**ASSIGNMENT**
Your answer should be one number: how many lines of the records hold the string "программу".

**SOURCE RECORDS**
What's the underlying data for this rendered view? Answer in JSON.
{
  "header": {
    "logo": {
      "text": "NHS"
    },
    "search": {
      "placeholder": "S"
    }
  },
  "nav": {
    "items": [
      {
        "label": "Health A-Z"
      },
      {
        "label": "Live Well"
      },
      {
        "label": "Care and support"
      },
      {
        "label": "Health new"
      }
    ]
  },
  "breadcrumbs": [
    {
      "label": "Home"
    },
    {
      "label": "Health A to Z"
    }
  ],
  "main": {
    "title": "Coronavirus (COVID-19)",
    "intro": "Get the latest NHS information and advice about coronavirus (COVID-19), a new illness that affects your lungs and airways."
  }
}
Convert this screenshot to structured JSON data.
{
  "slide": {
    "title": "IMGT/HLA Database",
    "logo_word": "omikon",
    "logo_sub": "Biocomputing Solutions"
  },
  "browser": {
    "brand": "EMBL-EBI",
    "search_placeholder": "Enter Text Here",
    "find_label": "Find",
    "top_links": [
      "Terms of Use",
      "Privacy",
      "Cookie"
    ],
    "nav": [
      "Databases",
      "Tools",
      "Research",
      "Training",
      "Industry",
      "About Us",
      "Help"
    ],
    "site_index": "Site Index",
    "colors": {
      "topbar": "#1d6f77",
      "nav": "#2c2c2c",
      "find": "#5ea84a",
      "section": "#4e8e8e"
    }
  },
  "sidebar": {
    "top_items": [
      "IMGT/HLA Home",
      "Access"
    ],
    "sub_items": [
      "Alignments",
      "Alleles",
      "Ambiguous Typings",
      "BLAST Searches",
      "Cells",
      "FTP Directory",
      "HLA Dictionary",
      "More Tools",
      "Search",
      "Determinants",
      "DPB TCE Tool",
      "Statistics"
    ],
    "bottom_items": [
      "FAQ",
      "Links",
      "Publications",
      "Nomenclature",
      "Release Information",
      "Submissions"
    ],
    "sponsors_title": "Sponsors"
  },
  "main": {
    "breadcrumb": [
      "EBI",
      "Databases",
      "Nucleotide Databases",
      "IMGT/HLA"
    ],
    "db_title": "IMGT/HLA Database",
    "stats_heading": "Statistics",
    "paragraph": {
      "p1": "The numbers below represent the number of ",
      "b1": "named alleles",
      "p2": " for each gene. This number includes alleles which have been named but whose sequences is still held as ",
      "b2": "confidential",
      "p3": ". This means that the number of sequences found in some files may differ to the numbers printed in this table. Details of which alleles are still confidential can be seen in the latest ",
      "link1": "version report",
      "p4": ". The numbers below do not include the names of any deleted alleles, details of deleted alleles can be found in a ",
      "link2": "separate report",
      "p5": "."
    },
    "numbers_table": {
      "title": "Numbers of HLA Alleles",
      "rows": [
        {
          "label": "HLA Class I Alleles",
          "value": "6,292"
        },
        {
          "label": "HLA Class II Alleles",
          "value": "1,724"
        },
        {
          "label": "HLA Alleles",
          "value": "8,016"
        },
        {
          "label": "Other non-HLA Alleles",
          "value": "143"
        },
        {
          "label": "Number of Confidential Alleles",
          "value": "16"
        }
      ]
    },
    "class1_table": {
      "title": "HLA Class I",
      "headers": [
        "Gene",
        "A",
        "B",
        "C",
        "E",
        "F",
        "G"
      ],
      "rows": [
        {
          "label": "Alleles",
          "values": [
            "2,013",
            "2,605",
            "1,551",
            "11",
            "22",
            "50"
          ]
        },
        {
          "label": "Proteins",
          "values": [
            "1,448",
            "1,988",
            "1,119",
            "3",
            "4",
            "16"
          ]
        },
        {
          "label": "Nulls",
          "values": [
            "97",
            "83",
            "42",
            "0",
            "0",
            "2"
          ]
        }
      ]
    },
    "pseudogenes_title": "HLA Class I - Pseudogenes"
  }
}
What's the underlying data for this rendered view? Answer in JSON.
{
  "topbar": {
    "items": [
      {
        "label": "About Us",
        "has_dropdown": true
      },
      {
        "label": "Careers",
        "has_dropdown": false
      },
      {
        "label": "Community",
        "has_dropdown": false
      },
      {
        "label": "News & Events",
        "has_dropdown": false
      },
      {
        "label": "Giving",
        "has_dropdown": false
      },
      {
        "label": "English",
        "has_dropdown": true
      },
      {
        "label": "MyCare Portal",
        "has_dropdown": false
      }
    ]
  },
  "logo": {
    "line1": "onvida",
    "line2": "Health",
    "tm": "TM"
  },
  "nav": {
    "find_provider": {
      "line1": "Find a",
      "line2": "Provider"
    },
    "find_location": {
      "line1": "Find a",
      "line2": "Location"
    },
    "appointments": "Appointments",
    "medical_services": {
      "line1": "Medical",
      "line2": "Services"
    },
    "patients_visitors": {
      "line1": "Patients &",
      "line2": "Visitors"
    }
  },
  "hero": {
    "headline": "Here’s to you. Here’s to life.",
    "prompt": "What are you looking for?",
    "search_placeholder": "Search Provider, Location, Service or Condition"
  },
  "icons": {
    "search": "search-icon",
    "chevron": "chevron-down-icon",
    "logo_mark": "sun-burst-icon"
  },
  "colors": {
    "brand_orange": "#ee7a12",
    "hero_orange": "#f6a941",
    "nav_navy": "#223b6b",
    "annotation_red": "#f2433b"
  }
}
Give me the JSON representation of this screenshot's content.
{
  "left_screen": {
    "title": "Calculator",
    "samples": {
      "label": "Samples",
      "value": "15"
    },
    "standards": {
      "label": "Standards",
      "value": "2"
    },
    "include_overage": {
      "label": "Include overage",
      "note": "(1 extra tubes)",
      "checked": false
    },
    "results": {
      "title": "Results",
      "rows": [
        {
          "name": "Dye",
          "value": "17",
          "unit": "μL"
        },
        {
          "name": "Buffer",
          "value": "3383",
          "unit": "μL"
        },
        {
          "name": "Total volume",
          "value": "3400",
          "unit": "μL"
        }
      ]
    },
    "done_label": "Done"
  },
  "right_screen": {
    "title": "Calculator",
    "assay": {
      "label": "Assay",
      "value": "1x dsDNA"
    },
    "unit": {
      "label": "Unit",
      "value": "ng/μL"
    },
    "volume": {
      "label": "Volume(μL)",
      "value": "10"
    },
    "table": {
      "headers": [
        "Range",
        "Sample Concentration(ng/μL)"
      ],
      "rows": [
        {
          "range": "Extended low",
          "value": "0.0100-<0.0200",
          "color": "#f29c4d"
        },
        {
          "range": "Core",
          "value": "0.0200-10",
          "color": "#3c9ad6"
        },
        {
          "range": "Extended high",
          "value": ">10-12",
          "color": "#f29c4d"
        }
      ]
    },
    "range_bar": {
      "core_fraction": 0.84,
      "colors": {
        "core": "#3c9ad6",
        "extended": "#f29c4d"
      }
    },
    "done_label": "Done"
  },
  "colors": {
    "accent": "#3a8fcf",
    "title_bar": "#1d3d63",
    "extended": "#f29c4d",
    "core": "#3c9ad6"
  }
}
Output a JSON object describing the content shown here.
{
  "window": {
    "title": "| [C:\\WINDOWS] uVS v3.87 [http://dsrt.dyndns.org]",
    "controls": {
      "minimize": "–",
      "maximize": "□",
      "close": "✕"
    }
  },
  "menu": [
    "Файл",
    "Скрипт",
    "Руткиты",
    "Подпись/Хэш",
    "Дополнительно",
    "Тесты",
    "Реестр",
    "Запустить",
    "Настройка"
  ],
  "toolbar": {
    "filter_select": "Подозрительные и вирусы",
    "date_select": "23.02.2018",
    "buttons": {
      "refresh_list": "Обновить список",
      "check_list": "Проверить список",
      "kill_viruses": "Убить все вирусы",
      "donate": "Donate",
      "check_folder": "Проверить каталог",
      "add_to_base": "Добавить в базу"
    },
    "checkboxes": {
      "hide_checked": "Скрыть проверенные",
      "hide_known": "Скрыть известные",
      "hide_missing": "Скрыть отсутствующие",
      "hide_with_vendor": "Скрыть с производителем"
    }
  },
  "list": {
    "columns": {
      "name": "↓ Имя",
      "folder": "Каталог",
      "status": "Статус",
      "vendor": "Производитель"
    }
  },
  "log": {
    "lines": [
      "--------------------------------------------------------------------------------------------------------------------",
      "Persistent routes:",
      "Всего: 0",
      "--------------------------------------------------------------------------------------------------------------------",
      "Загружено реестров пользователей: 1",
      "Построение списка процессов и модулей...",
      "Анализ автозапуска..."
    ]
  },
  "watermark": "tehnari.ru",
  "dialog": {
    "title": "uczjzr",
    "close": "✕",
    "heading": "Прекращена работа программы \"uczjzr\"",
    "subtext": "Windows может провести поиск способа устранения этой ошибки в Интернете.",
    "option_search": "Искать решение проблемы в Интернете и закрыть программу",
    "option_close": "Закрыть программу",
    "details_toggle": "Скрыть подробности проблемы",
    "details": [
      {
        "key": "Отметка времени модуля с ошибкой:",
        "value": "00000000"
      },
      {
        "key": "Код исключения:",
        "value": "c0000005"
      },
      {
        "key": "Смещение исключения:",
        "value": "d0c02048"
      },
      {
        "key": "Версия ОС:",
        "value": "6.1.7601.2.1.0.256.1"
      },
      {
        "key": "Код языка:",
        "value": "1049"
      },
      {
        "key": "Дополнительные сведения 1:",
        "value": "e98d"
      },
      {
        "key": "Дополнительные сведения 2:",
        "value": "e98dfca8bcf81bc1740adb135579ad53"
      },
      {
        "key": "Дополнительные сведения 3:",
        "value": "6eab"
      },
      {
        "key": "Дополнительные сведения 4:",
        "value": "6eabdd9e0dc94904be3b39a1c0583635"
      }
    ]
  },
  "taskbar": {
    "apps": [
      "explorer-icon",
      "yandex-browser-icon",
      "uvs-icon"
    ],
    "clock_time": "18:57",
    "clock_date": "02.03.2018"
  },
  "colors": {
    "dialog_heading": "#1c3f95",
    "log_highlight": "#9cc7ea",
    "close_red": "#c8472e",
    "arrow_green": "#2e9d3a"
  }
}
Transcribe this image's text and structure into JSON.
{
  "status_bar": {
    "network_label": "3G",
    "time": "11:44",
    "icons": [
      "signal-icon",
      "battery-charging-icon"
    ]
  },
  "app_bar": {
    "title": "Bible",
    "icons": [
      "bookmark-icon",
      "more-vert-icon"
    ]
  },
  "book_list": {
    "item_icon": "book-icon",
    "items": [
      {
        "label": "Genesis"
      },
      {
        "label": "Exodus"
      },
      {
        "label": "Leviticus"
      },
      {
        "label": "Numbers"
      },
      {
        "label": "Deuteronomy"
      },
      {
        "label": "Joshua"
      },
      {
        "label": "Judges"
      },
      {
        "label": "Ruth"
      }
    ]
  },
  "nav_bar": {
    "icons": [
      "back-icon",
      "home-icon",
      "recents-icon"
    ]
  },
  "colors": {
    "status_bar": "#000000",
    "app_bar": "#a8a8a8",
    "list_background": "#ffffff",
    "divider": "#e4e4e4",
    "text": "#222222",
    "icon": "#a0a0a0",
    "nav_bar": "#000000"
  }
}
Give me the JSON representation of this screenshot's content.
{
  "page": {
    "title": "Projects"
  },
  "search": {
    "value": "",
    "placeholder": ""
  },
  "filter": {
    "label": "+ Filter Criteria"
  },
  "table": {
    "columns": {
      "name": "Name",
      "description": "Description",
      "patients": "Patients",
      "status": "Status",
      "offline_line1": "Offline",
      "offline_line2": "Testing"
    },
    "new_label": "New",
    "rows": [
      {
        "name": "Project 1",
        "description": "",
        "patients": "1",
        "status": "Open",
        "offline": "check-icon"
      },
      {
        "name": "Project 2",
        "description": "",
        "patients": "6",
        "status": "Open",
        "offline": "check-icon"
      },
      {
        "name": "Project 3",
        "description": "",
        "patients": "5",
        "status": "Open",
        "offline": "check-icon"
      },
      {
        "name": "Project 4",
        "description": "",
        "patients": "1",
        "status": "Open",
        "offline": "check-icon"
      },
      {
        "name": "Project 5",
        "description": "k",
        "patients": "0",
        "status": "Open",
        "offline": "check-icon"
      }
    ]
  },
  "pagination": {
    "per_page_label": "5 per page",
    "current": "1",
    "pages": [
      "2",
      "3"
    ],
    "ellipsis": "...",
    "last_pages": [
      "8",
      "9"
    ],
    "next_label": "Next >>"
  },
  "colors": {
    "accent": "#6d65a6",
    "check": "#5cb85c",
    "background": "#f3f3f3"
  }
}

**RESPONSE**
2